### [Direction]
Select, from the material below, each line with "учреждение" in it.

### [Items]
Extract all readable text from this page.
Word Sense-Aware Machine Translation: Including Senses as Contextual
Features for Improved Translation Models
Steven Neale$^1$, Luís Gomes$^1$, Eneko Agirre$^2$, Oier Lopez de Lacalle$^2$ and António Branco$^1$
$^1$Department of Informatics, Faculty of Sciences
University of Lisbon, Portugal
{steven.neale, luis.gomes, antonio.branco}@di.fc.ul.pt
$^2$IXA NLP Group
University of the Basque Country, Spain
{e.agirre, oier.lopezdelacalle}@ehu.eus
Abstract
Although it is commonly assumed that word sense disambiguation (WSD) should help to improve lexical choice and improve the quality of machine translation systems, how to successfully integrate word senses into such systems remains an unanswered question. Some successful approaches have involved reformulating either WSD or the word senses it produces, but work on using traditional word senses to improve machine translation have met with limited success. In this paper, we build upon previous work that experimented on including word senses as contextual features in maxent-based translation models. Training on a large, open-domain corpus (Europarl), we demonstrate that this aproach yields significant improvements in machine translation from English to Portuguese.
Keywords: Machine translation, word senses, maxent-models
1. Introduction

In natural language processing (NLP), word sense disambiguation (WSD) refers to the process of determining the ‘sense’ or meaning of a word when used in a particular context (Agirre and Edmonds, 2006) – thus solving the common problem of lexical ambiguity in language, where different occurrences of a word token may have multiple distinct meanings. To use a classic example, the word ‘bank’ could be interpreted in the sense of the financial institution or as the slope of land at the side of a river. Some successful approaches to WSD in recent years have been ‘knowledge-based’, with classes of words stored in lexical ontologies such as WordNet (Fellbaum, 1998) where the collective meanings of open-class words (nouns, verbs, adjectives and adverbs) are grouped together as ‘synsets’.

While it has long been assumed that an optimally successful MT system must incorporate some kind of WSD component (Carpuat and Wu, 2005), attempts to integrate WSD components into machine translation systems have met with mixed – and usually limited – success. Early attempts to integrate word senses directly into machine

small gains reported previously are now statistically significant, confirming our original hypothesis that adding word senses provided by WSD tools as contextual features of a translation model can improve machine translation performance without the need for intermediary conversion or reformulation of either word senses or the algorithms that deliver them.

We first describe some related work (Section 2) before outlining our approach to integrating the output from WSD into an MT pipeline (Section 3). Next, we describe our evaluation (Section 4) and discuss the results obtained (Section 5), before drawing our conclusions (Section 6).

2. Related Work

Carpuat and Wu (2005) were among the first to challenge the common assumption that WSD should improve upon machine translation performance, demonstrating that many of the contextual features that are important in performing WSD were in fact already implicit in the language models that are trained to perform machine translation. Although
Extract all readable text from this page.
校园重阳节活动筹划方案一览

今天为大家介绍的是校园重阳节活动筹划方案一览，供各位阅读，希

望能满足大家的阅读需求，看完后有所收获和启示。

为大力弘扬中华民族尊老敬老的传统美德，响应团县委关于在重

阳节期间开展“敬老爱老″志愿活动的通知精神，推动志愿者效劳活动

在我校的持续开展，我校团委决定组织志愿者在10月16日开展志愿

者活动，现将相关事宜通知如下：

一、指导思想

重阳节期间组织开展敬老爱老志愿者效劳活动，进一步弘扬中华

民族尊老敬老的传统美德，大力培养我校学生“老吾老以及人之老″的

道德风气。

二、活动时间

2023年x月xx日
---
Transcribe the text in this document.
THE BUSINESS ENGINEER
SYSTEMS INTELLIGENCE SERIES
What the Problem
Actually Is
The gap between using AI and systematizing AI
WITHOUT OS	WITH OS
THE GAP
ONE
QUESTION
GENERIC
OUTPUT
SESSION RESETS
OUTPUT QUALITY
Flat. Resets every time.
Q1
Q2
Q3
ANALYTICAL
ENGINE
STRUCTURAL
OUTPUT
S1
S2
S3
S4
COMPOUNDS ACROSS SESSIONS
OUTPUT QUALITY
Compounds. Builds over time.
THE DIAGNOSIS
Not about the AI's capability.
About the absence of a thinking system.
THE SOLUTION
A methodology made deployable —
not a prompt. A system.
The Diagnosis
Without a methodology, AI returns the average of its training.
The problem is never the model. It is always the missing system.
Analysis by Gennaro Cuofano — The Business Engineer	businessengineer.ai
---
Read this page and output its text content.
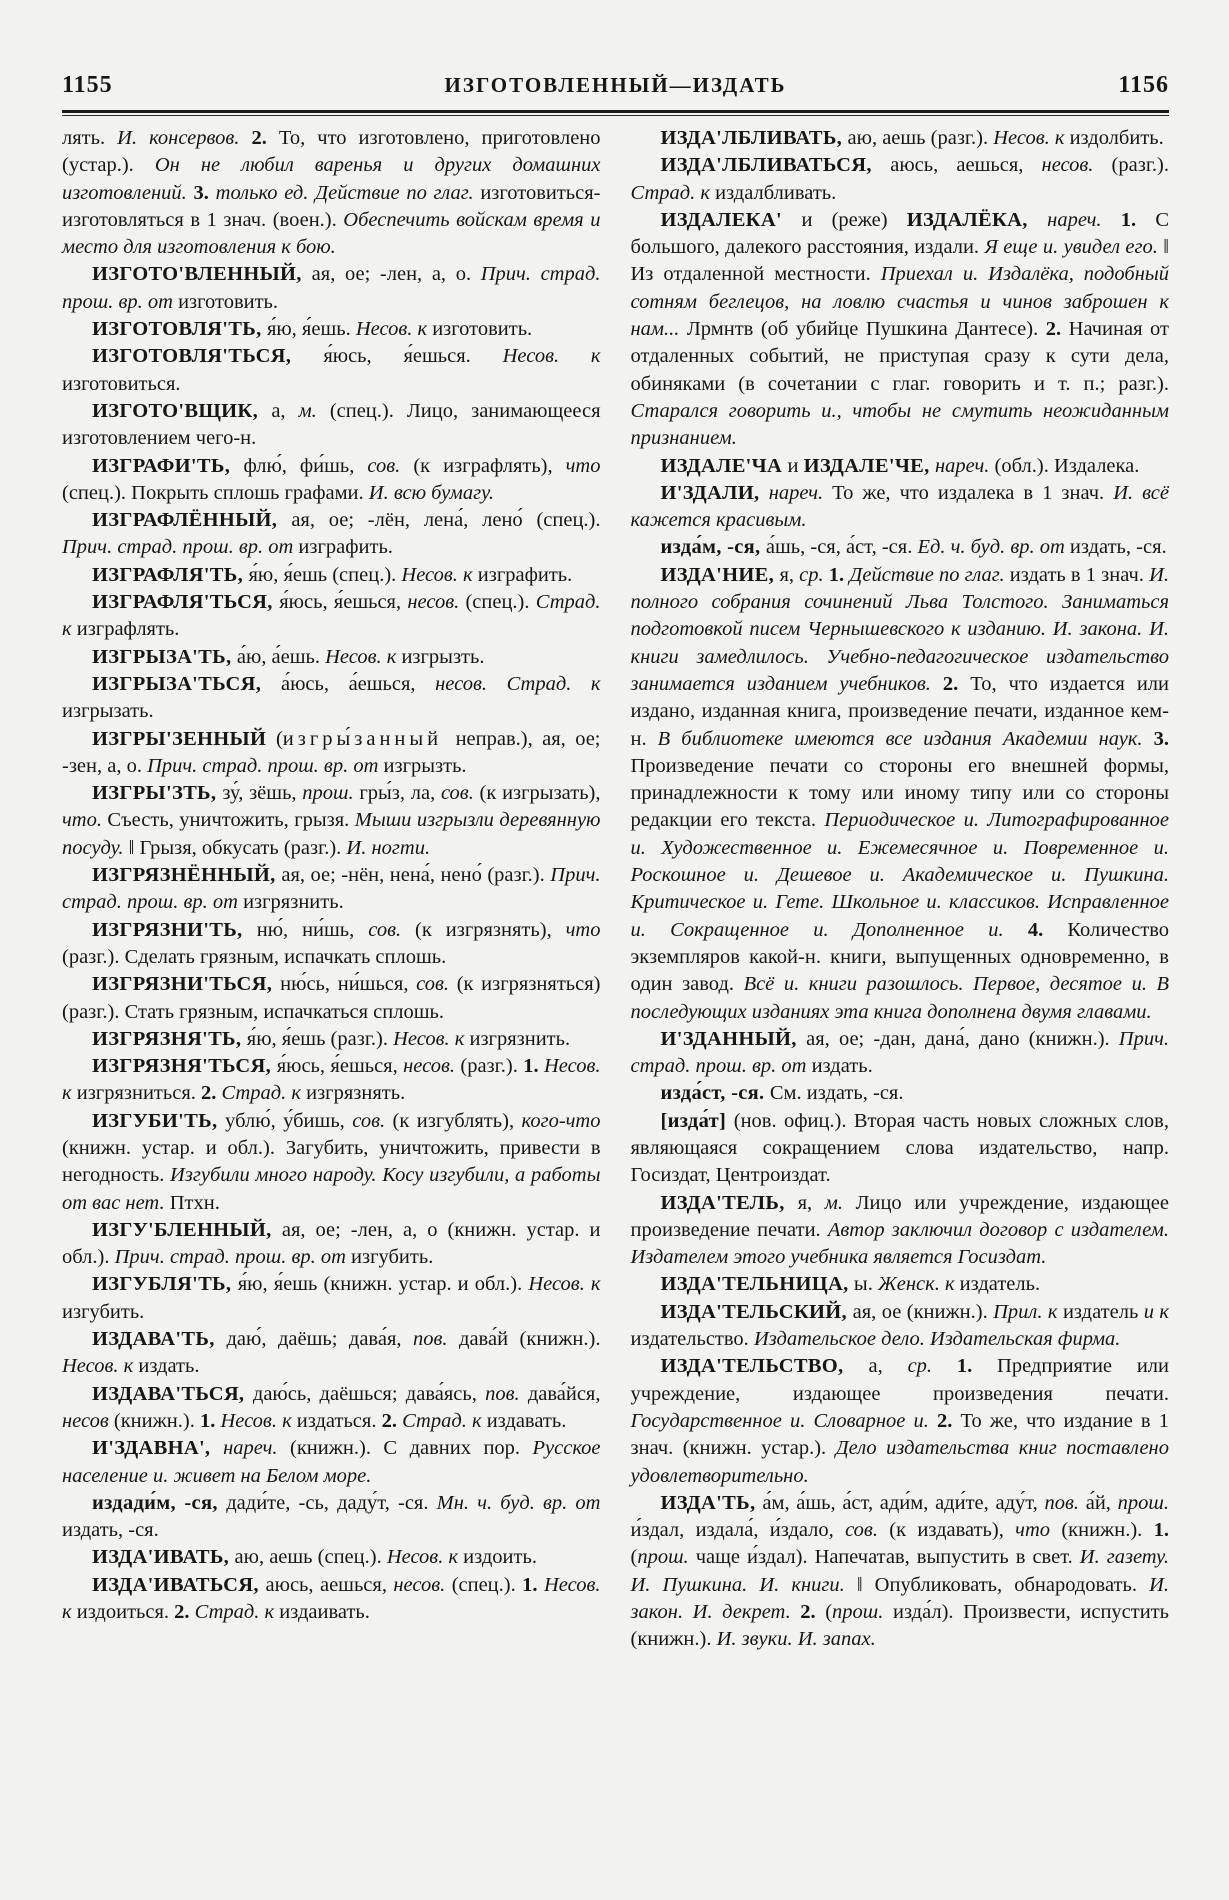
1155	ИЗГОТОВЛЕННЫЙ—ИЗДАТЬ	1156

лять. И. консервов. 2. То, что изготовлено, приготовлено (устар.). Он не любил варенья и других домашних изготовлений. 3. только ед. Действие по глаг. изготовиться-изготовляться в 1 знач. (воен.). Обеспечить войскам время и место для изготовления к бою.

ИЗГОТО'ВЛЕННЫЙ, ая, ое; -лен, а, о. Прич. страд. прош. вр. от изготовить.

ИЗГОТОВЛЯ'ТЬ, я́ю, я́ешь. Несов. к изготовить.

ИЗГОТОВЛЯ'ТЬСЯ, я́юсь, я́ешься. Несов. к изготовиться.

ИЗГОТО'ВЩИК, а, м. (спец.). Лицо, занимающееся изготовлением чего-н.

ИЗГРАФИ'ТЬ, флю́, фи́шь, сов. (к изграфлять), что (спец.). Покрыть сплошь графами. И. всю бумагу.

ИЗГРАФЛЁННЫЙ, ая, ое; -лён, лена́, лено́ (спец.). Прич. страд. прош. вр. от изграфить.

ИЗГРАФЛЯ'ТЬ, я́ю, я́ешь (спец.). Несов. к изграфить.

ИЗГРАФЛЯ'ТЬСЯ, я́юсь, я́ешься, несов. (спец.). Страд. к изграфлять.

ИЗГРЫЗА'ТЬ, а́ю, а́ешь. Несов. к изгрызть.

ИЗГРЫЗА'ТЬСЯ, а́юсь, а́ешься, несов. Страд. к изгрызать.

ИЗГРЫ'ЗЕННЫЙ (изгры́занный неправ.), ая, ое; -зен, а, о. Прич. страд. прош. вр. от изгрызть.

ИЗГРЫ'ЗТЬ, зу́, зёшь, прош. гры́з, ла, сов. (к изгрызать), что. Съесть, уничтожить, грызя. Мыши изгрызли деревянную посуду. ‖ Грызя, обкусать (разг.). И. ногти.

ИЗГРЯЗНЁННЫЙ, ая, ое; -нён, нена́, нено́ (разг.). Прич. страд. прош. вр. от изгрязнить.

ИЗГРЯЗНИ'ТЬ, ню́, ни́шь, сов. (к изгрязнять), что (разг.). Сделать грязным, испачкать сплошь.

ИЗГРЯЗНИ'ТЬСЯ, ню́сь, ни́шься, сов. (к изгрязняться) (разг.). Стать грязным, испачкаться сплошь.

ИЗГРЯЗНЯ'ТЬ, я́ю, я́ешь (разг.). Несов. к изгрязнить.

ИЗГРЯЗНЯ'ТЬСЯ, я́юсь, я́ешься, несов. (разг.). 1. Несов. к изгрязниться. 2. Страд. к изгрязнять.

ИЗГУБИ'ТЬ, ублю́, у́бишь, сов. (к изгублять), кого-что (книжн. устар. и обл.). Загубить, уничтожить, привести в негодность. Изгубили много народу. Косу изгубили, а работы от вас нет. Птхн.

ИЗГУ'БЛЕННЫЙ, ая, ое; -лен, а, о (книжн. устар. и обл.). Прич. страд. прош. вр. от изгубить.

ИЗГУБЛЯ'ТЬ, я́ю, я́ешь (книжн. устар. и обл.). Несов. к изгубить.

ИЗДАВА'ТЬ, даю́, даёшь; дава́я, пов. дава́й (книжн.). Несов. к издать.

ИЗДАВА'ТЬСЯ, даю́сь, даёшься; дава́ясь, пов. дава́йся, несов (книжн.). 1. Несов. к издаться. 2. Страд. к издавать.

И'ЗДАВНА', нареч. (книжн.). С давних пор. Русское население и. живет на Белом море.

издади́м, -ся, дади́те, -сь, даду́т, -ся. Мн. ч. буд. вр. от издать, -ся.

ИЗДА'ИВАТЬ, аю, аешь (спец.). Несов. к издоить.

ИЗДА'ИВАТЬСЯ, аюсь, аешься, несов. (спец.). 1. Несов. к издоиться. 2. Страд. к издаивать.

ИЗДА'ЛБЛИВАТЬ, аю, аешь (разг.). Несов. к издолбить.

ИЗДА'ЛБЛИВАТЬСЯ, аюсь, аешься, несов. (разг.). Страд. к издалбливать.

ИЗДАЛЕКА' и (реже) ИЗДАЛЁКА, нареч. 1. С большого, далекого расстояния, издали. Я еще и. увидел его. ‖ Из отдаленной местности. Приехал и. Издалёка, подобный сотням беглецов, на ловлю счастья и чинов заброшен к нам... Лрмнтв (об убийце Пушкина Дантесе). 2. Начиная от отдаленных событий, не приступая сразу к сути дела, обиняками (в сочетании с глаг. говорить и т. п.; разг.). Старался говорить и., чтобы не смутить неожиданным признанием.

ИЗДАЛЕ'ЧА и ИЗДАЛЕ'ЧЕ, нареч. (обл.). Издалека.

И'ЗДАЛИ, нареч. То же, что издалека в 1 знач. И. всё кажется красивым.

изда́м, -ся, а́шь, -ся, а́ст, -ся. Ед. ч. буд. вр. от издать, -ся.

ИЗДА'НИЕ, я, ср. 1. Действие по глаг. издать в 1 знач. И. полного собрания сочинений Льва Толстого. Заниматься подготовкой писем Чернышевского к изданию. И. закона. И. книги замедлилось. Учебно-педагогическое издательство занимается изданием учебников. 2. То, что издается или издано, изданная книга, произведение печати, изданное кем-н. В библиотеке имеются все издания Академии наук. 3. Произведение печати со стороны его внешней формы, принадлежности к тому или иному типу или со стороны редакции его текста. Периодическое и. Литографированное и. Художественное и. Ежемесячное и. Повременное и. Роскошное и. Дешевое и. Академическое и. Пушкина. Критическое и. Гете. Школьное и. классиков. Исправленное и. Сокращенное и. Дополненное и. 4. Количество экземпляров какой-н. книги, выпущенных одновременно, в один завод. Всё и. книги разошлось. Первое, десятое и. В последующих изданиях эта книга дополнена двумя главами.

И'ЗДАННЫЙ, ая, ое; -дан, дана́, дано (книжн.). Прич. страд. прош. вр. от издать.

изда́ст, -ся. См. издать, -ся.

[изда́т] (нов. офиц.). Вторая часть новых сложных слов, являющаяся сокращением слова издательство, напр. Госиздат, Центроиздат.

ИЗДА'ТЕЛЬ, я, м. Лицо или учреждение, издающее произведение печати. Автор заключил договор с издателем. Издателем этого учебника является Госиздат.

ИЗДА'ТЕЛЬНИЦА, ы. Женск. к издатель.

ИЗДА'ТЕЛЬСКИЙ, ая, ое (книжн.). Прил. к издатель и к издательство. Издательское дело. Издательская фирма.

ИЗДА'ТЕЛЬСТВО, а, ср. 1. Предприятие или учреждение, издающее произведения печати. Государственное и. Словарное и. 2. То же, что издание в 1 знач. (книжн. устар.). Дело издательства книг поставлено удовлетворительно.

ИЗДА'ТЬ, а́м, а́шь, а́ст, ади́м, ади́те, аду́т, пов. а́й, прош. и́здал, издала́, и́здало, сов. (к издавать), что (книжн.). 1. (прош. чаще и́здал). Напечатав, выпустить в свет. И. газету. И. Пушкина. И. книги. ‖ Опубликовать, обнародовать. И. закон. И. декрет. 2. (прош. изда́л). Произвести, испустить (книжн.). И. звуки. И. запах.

### [Result of this exercise]
ИЗДА'ТЕЛЬ, я, м. Лицо или учреждение, издающее произведение печати. Автор заключил договор с издателем. Издателем этого учебника является Госиздат.
ИЗДА'ТЕЛЬСТВО, а, ср. 1. Предприятие или учреждение, издающее произведения печати. Государственное и. Словарное и. 2. То же, что издание в 1 знач. (книжн. устар.). Дело издательства книг поставлено удовлетворительно.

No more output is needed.